Aim of the task: Output the records exactly as they appear, with no pictures included.

[start Input records]

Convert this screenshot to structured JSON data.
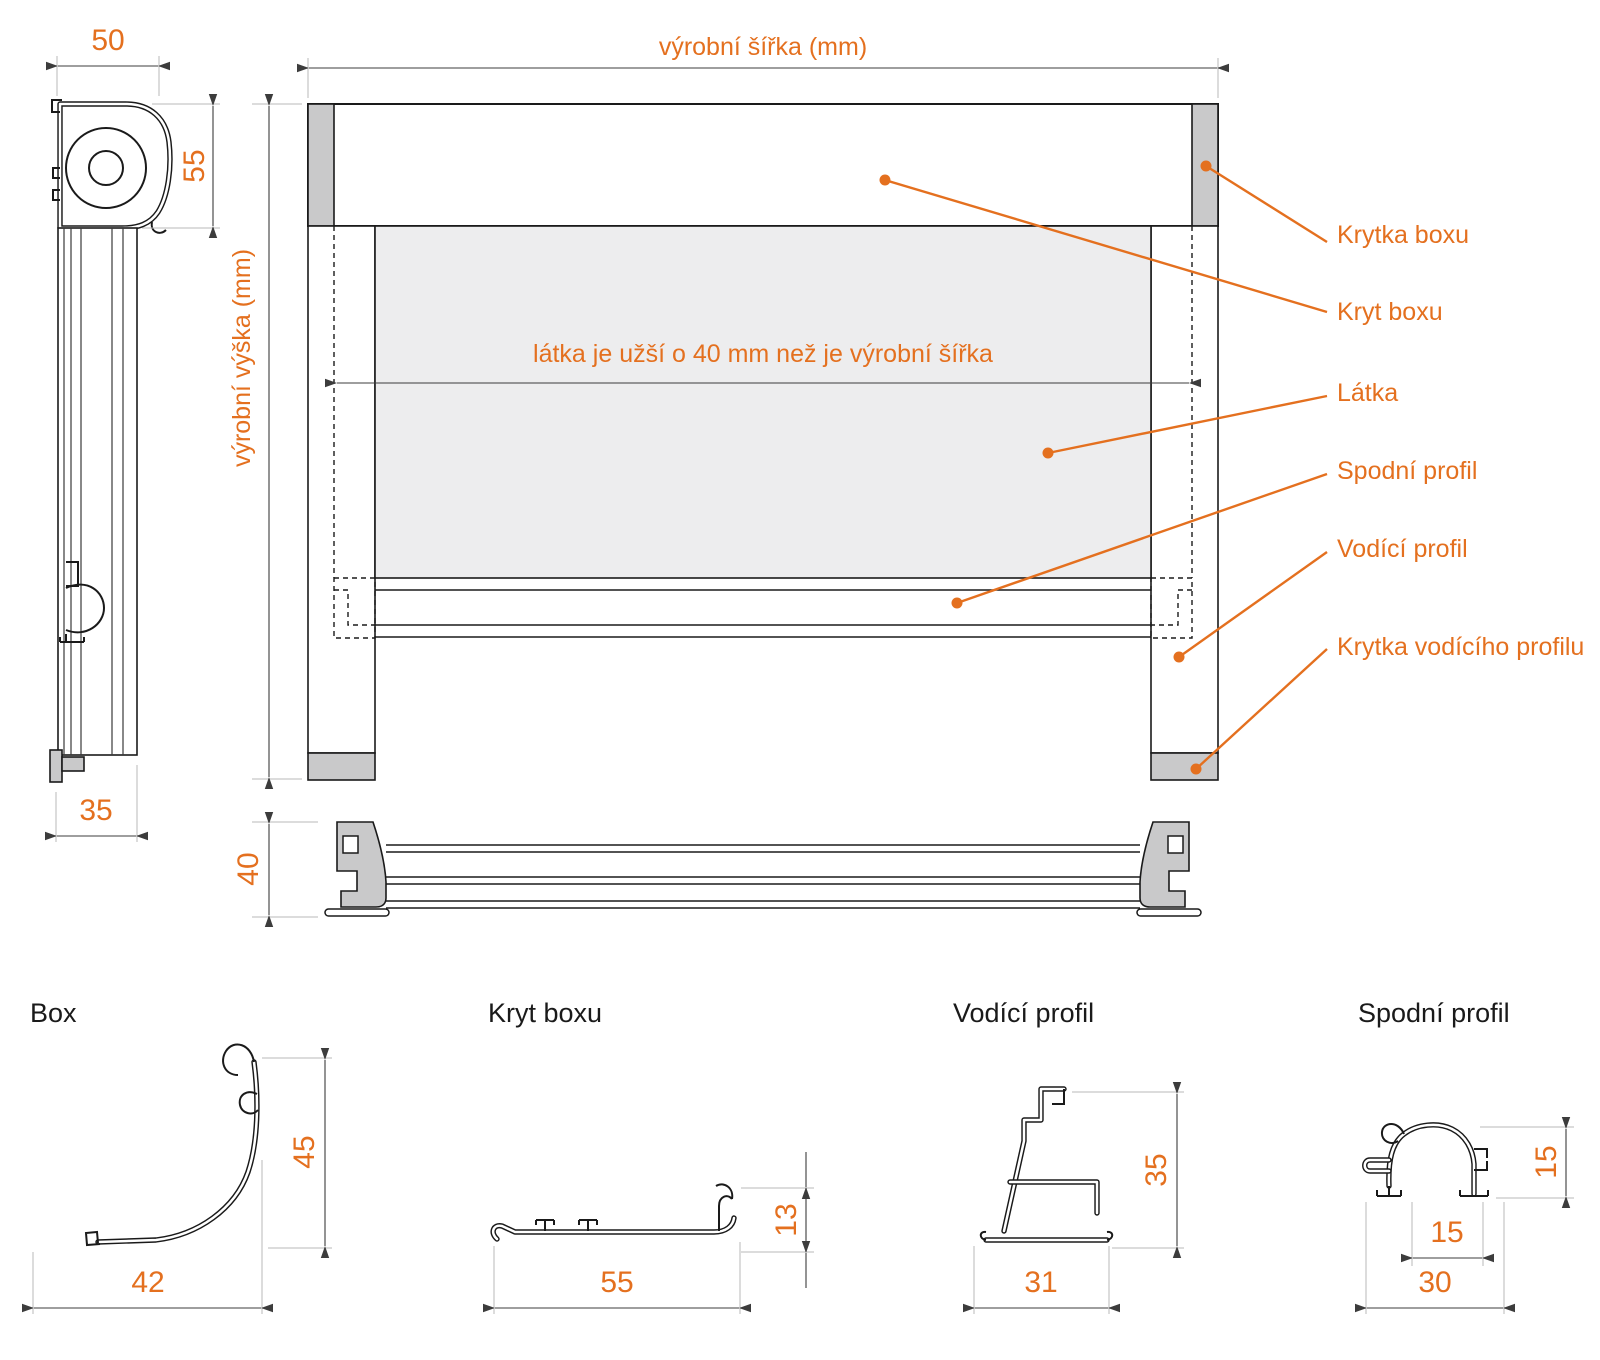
{
  "colors": {
    "accent": "#e4701f",
    "line": "#1a1a1a",
    "dim": "#3c3c3c",
    "ext": "#b9b9b9",
    "cap_fill": "#c9c9ca",
    "fabric_fill": "#ededee"
  },
  "side_view": {
    "width_dim": "50",
    "height_dim": "55",
    "bottom_width_dim": "35"
  },
  "main_view": {
    "width_label": "výrobní šířka (mm)",
    "height_label": "výrobní výška (mm)",
    "fabric_note": "látka je užší o 40 mm než je výrobní šířka"
  },
  "cross_section": {
    "height_dim": "40"
  },
  "callouts": {
    "krytka_boxu": "Krytka boxu",
    "kryt_boxu": "Kryt boxu",
    "latka": "Látka",
    "spodni_profil": "Spodní profil",
    "vodici_profil": "Vodící profil",
    "krytka_vodiciho": "Krytka vodícího profilu"
  },
  "profiles": {
    "box": {
      "title": "Box",
      "height_dim": "45",
      "width_dim": "42"
    },
    "kryt_boxu": {
      "title": "Kryt boxu",
      "height_dim": "13",
      "width_dim": "55"
    },
    "vodici": {
      "title": "Vodící profil",
      "height_dim": "35",
      "width_dim": "31"
    },
    "spodni": {
      "title": "Spodní profil",
      "height_dim": "15",
      "inner_width_dim": "15",
      "width_dim": "30"
    }
  }
}
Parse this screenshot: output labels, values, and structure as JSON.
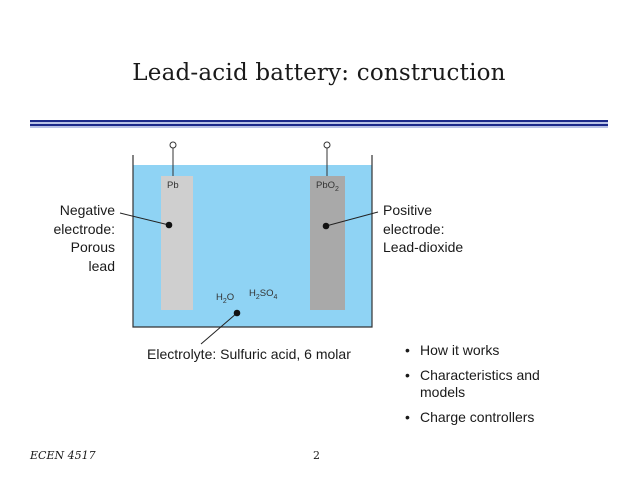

[end Input records]

Reply to the task:
Convert this screenshot to structured JSON data.
{
  "colors": {
    "accent": "#e4701f",
    "line": "#1a1a1a",
    "dim": "#3c3c3c",
    "ext": "#b9b9b9",
    "cap_fill": "#c9c9ca",
    "fabric_fill": "#ededee"
  },
  "side_view": {
    "width_dim": "50",
    "height_dim": "55",
    "bottom_width_dim": "35"
  },
  "main_view": {
    "width_label": "výrobní šířka (mm)",
    "height_label": "výrobní výška (mm)",
    "fabric_note": "látka je užší o 40 mm než je výrobní šířka"
  },
  "cross_section": {
    "height_dim": "40"
  },
  "callouts": {
    "krytka_boxu": "Krytka boxu",
    "kryt_boxu": "Kryt boxu",
    "latka": "Látka",
    "spodni_profil": "Spodní profil",
    "vodici_profil": "Vodící profil",
    "krytka_vodiciho": "Krytka vodícího profilu"
  },
  "profiles": {
    "box": {
      "title": "Box",
      "height_dim": "45",
      "width_dim": "42"
    },
    "kryt_boxu": {
      "title": "Kryt boxu",
      "height_dim": "13",
      "width_dim": "55"
    },
    "vodici": {
      "title": "Vodící profil",
      "height_dim": "35",
      "width_dim": "31"
    },
    "spodni": {
      "title": "Spodní profil",
      "height_dim": "15",
      "inner_width_dim": "15",
      "width_dim": "30"
    }
  }
}
Parse this screenshot: output labels, values, and structure as JSON.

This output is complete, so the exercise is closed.